§ Stated goal: Every entry below should be transcribed exactly; pictures stay out of the copy.

═══ Source records

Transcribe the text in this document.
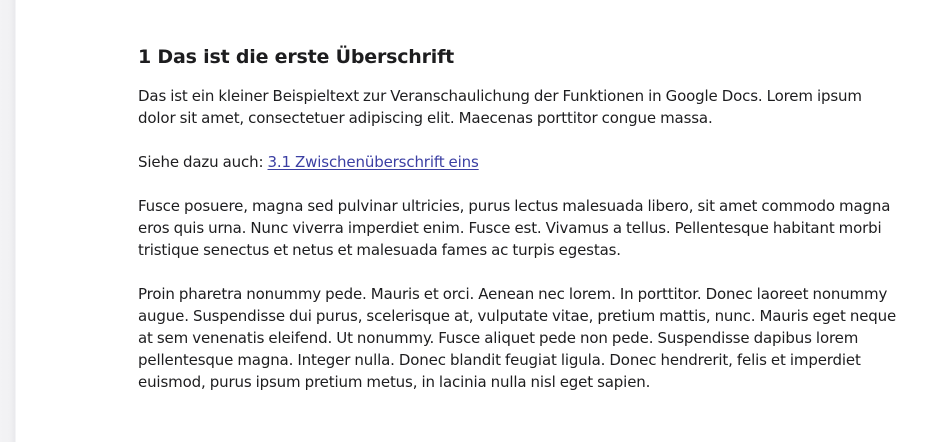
1 Das ist die erste Überschrift

Das ist ein kleiner Beispieltext zur Veranschaulichung der Funktionen in Google Docs. Lorem ipsum dolor sit amet, consectetuer adipiscing elit. Maecenas porttitor congue massa.

Siehe dazu auch: 3.1 Zwischenüberschrift eins

Fusce posuere, magna sed pulvinar ultricies, purus lectus malesuada libero, sit amet commodo magna eros quis urna. Nunc viverra imperdiet enim. Fusce est. Vivamus a tellus. Pellentesque habitant morbi tristique senectus et netus et malesuada fames ac turpis egestas.

Proin pharetra nonummy pede. Mauris et orci. Aenean nec lorem. In porttitor. Donec laoreet nonummy augue. Suspendisse dui purus, scelerisque at, vulputate vitae, pretium mattis, nunc. Mauris eget neque at sem venenatis eleifend. Ut nonummy. Fusce aliquet pede non pede. Suspendisse dapibus lorem pellentesque magna. Integer nulla. Donec blandit feugiat ligula. Donec hendrerit, felis et imperdiet euismod, purus ipsum pretium metus, in lacinia nulla nisl eget sapien.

══════

§ Solution to the problem:
Transcribe the text in this document.
1 Das ist die erste Überschrift

Das ist ein kleiner Beispieltext zur Veranschaulichung der Funktionen in Google Docs. Lorem ipsum dolor sit amet, consectetuer adipiscing elit. Maecenas porttitor congue massa.

Siehe dazu auch: 3.1 Zwischenüberschrift eins

Fusce posuere, magna sed pulvinar ultricies, purus lectus malesuada libero, sit amet commodo magna eros quis urna. Nunc viverra imperdiet enim. Fusce est. Vivamus a tellus. Pellentesque habitant morbi tristique senectus et netus et malesuada fames ac turpis egestas.

Proin pharetra nonummy pede. Mauris et orci. Aenean nec lorem. In porttitor. Donec laoreet nonummy augue. Suspendisse dui purus, scelerisque at, vulputate vitae, pretium mattis, nunc. Mauris eget neque at sem venenatis eleifend. Ut nonummy. Fusce aliquet pede non pede. Suspendisse dapibus lorem pellentesque magna. Integer nulla. Donec blandit feugiat ligula. Donec hendrerit, felis et imperdiet euismod, purus ipsum pretium metus, in lacinia nulla nisl eget sapien.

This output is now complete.